(Raw records)

■ ■ ■ ■ ■ ■ ■

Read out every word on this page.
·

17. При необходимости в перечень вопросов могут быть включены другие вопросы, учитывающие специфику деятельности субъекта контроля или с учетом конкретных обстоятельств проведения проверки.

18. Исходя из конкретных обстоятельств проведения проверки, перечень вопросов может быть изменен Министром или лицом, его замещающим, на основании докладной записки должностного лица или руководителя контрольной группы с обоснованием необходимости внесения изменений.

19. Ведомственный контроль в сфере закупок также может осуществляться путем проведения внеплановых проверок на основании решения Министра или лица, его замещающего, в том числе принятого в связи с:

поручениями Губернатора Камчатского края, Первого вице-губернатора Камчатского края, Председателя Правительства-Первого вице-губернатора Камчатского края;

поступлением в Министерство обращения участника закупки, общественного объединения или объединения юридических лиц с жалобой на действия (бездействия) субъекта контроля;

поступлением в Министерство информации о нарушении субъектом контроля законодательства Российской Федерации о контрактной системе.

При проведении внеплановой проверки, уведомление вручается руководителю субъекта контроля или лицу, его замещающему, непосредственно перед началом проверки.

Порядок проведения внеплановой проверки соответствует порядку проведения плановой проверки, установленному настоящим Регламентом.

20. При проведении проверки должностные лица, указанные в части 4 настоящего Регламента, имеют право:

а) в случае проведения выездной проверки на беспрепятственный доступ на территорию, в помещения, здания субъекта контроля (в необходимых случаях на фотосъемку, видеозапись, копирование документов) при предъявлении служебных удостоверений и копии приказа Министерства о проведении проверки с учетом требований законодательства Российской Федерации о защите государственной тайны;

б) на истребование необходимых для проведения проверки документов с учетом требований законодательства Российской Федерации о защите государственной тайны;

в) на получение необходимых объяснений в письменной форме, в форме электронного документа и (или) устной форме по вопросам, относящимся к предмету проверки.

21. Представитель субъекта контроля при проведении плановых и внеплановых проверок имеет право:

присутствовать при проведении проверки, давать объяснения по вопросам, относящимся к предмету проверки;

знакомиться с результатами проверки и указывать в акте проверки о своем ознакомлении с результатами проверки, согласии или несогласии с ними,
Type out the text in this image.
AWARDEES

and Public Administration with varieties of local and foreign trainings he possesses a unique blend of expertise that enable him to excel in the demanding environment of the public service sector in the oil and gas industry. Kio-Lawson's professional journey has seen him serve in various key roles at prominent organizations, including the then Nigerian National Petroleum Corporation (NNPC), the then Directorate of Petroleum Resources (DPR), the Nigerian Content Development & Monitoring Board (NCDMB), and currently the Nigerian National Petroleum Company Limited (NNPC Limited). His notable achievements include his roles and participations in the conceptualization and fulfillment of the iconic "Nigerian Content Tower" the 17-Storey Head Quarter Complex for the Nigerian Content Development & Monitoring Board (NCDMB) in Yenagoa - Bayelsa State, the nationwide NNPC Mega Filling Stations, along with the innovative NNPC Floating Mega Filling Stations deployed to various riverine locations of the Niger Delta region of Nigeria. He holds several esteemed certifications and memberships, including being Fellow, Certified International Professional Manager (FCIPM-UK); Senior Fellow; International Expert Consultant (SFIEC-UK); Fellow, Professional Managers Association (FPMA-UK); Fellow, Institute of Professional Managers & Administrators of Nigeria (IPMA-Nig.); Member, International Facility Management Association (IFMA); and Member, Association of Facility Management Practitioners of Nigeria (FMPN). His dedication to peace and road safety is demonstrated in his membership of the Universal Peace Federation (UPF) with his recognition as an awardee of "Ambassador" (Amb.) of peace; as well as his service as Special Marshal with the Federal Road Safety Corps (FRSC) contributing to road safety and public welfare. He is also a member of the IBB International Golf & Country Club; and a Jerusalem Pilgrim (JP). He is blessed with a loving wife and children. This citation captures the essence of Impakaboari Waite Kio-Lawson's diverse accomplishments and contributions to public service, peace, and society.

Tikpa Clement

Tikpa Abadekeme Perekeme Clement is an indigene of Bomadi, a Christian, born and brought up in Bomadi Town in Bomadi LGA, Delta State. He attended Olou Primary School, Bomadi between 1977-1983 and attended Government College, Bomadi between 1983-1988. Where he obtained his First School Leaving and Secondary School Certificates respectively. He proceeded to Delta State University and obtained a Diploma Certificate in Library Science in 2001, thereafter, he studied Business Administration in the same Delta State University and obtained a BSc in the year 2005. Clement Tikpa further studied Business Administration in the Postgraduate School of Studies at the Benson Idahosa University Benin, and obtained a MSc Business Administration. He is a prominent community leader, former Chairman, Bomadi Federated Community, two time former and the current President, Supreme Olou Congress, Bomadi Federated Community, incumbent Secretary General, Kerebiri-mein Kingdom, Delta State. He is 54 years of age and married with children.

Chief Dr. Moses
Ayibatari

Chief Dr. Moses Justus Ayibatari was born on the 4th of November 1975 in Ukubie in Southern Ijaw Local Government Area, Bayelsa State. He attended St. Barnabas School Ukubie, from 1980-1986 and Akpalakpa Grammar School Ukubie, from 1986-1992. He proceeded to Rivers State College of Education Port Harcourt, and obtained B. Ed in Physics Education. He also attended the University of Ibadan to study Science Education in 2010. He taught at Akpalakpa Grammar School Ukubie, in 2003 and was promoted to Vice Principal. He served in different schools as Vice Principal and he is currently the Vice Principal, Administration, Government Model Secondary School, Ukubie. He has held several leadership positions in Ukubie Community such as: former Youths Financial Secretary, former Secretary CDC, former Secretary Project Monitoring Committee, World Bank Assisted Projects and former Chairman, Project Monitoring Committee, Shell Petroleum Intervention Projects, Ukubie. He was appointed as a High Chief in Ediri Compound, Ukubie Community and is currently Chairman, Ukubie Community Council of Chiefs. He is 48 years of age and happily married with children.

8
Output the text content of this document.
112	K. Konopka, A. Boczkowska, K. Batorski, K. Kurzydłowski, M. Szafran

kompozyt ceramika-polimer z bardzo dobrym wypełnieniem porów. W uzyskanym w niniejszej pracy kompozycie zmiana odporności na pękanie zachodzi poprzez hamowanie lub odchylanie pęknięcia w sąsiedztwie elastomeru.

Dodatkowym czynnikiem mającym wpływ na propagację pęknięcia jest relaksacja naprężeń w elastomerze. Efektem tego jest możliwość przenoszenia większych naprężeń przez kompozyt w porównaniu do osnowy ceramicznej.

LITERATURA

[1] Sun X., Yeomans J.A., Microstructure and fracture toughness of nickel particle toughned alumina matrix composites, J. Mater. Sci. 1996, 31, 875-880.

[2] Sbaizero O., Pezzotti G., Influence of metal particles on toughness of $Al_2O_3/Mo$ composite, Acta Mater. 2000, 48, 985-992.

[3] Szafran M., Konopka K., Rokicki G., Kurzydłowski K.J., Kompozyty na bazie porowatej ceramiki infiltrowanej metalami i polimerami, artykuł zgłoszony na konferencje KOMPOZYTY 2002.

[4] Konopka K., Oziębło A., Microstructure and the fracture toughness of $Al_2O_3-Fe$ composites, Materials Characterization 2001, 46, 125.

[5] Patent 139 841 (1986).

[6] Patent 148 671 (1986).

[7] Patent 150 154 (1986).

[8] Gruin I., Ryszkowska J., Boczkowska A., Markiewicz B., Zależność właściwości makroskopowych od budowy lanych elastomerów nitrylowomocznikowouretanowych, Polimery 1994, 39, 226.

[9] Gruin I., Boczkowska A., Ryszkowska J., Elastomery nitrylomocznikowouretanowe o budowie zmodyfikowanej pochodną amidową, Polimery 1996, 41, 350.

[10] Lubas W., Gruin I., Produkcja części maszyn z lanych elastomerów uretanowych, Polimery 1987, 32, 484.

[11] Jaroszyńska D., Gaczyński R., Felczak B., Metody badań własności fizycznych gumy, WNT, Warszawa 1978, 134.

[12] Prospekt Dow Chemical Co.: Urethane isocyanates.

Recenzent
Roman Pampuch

■ ■ ■ ■ ■ ■ ■

### Description of the task
Every record above must be duplicated exactly.

### Written answer
Read out every word on this page.
·

17. При необходимости в перечень вопросов могут быть включены другие вопросы, учитывающие специфику деятельности субъекта контроля или с учетом конкретных обстоятельств проведения проверки.

18. Исходя из конкретных обстоятельств проведения проверки, перечень вопросов может быть изменен Министром или лицом, его замещающим, на основании докладной записки должностного лица или руководителя контрольной группы с обоснованием необходимости внесения изменений.

19. Ведомственный контроль в сфере закупок также может осуществляться путем проведения внеплановых проверок на основании решения Министра или лица, его замещающего, в том числе принятого в связи с:

поручениями Губернатора Камчатского края, Первого вице-губернатора Камчатского края, Председателя Правительства-Первого вице-губернатора Камчатского края;

поступлением в Министерство обращения участника закупки, общественного объединения или объединения юридических лиц с жалобой на действия (бездействия) субъекта контроля;

поступлением в Министерство информации о нарушении субъектом контроля законодательства Российской Федерации о контрактной системе.

При проведении внеплановой проверки, уведомление вручается руководителю субъекта контроля или лицу, его замещающему, непосредственно перед началом проверки.

Порядок проведения внеплановой проверки соответствует порядку проведения плановой проверки, установленному настоящим Регламентом.

20. При проведении проверки должностные лица, указанные в части 4 настоящего Регламента, имеют право:

а) в случае проведения выездной проверки на беспрепятственный доступ на территорию, в помещения, здания субъекта контроля (в необходимых случаях на фотосъемку, видеозапись, копирование документов) при предъявлении служебных удостоверений и копии приказа Министерства о проведении проверки с учетом требований законодательства Российской Федерации о защите государственной тайны;

б) на истребование необходимых для проведения проверки документов с учетом требований законодательства Российской Федерации о защите государственной тайны;

в) на получение необходимых объяснений в письменной форме, в форме электронного документа и (или) устной форме по вопросам, относящимся к предмету проверки.

21. Представитель субъекта контроля при проведении плановых и внеплановых проверок имеет право:

присутствовать при проведении проверки, давать объяснения по вопросам, относящимся к предмету проверки;

знакомиться с результатами проверки и указывать в акте проверки о своем ознакомлении с результатами проверки, согласии или несогласии с ними,
Type out the text in this image.
AWARDEES

and Public Administration with varieties of local and foreign trainings he possesses a unique blend of expertise that enable him to excel in the demanding environment of the public service sector in the oil and gas industry. Kio-Lawson's professional journey has seen him serve in various key roles at prominent organizations, including the then Nigerian National Petroleum Corporation (NNPC), the then Directorate of Petroleum Resources (DPR), the Nigerian Content Development & Monitoring Board (NCDMB), and currently the Nigerian National Petroleum Company Limited (NNPC Limited). His notable achievements include his roles and participations in the conceptualization and fulfillment of the iconic "Nigerian Content Tower" the 17-Storey Head Quarter Complex for the Nigerian Content Development & Monitoring Board (NCDMB) in Yenagoa - Bayelsa State, the nationwide NNPC Mega Filling Stations, along with the innovative NNPC Floating Mega Filling Stations deployed to various riverine locations of the Niger Delta region of Nigeria. He holds several esteemed certifications and memberships, including being Fellow, Certified International Professional Manager (FCIPM-UK); Senior Fellow; International Expert Consultant (SFIEC-UK); Fellow, Professional Managers Association (FPMA-UK); Fellow, Institute of Professional Managers & Administrators of Nigeria (IPMA-Nig.); Member, International Facility Management Association (IFMA); and Member, Association of Facility Management Practitioners of Nigeria (FMPN). His dedication to peace and road safety is demonstrated in his membership of the Universal Peace Federation (UPF) with his recognition as an awardee of "Ambassador" (Amb.) of peace; as well as his service as Special Marshal with the Federal Road Safety Corps (FRSC) contributing to road safety and public welfare. He is also a member of the IBB International Golf & Country Club; and a Jerusalem Pilgrim (JP). He is blessed with a loving wife and children. This citation captures the essence of Impakaboari Waite Kio-Lawson's diverse accomplishments and contributions to public service, peace, and society.

Tikpa Clement

Tikpa Abadekeme Perekeme Clement is an indigene of Bomadi, a Christian, born and brought up in Bomadi Town in Bomadi LGA, Delta State. He attended Olou Primary School, Bomadi between 1977-1983 and attended Government College, Bomadi between 1983-1988. Where he obtained his First School Leaving and Secondary School Certificates respectively. He proceeded to Delta State University and obtained a Diploma Certificate in Library Science in 2001, thereafter, he studied Business Administration in the same Delta State University and obtained a BSc in the year 2005. Clement Tikpa further studied Business Administration in the Postgraduate School of Studies at the Benson Idahosa University Benin, and obtained a MSc Business Administration. He is a prominent community leader, former Chairman, Bomadi Federated Community, two time former and the current President, Supreme Olou Congress, Bomadi Federated Community, incumbent Secretary General, Kerebiri-mein Kingdom, Delta State. He is 54 years of age and married with children.

Chief Dr. Moses
Ayibatari

Chief Dr. Moses Justus Ayibatari was born on the 4th of November 1975 in Ukubie in Southern Ijaw Local Government Area, Bayelsa State. He attended St. Barnabas School Ukubie, from 1980-1986 and Akpalakpa Grammar School Ukubie, from 1986-1992. He proceeded to Rivers State College of Education Port Harcourt, and obtained B. Ed in Physics Education. He also attended the University of Ibadan to study Science Education in 2010. He taught at Akpalakpa Grammar School Ukubie, in 2003 and was promoted to Vice Principal. He served in different schools as Vice Principal and he is currently the Vice Principal, Administration, Government Model Secondary School, Ukubie. He has held several leadership positions in Ukubie Community such as: former Youths Financial Secretary, former Secretary CDC, former Secretary Project Monitoring Committee, World Bank Assisted Projects and former Chairman, Project Monitoring Committee, Shell Petroleum Intervention Projects, Ukubie. He was appointed as a High Chief in Ediri Compound, Ukubie Community and is currently Chairman, Ukubie Community Council of Chiefs. He is 48 years of age and happily married with children.

8
Output the text content of this document.
112	K. Konopka, A. Boczkowska, K. Batorski, K. Kurzydłowski, M. Szafran

kompozyt ceramika-polimer z bardzo dobrym wypełnieniem porów. W uzyskanym w niniejszej pracy kompozycie zmiana odporności na pękanie zachodzi poprzez hamowanie lub odchylanie pęknięcia w sąsiedztwie elastomeru.

Dodatkowym czynnikiem mającym wpływ na propagację pęknięcia jest relaksacja naprężeń w elastomerze. Efektem tego jest możliwość przenoszenia większych naprężeń przez kompozyt w porównaniu do osnowy ceramicznej.

LITERATURA

[1] Sun X., Yeomans J.A., Microstructure and fracture toughness of nickel particle toughned alumina matrix composites, J. Mater. Sci. 1996, 31, 875-880.

[2] Sbaizero O., Pezzotti G., Influence of metal particles on toughness of $Al_2O_3/Mo$ composite, Acta Mater. 2000, 48, 985-992.

[3] Szafran M., Konopka K., Rokicki G., Kurzydłowski K.J., Kompozyty na bazie porowatej ceramiki infiltrowanej metalami i polimerami, artykuł zgłoszony na konferencje KOMPOZYTY 2002.

[4] Konopka K., Oziębło A., Microstructure and the fracture toughness of $Al_2O_3-Fe$ composites, Materials Characterization 2001, 46, 125.

[5] Patent 139 841 (1986).

[6] Patent 148 671 (1986).

[7] Patent 150 154 (1986).

[8] Gruin I., Ryszkowska J., Boczkowska A., Markiewicz B., Zależność właściwości makroskopowych od budowy lanych elastomerów nitrylowomocznikowouretanowych, Polimery 1994, 39, 226.

[9] Gruin I., Boczkowska A., Ryszkowska J., Elastomery nitrylomocznikowouretanowe o budowie zmodyfikowanej pochodną amidową, Polimery 1996, 41, 350.

[10] Lubas W., Gruin I., Produkcja części maszyn z lanych elastomerów uretanowych, Polimery 1987, 32, 484.

[11] Jaroszyńska D., Gaczyński R., Felczak B., Metody badań własności fizycznych gumy, WNT, Warszawa 1978, 134.

[12] Prospekt Dow Chemical Co.: Urethane isocyanates.

Recenzent
Roman Pampuch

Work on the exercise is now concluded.